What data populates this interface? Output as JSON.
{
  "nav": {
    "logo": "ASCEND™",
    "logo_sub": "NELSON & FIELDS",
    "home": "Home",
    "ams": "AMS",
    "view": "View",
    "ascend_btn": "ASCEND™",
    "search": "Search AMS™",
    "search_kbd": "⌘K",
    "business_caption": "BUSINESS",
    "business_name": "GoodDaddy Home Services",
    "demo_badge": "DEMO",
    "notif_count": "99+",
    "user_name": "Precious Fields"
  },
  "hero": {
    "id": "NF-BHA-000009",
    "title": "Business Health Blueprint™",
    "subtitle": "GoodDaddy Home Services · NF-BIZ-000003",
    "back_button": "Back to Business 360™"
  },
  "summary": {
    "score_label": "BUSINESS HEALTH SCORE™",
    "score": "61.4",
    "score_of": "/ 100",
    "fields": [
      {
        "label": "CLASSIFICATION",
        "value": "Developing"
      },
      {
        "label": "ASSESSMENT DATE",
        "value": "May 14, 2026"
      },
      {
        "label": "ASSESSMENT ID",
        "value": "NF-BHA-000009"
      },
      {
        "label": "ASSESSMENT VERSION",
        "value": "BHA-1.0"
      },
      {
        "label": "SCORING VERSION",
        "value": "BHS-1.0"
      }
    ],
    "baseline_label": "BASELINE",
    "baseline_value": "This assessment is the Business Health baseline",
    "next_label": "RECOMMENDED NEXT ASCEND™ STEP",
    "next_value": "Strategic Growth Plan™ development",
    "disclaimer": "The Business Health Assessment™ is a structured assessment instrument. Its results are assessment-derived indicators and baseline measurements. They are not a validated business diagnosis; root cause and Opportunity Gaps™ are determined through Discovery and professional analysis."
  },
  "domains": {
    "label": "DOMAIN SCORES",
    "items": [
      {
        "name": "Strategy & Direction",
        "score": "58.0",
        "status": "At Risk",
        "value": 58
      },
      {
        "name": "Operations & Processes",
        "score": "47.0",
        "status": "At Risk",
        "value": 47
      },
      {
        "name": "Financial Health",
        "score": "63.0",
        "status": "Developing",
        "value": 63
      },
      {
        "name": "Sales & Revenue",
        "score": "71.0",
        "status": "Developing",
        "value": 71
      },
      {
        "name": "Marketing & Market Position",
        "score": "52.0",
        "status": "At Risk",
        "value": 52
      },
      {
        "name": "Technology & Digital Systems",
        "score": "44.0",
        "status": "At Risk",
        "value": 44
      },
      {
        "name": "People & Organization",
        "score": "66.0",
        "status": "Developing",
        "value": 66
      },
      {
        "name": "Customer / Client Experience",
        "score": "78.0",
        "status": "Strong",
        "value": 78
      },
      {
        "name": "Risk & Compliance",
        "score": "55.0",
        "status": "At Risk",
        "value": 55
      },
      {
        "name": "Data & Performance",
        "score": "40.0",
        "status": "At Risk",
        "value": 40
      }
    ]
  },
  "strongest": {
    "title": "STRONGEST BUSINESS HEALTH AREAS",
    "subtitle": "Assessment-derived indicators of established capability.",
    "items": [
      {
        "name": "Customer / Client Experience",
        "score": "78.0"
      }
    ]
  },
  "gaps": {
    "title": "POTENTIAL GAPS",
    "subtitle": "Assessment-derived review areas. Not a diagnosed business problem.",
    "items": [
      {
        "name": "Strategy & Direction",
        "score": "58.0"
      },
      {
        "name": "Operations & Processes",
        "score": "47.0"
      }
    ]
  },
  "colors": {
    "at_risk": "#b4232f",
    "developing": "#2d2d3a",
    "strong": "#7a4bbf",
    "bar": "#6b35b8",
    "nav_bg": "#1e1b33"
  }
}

***

The problem | Count up every line above that has the word "Home" in it; answer with the number alone.

Exercise result | 3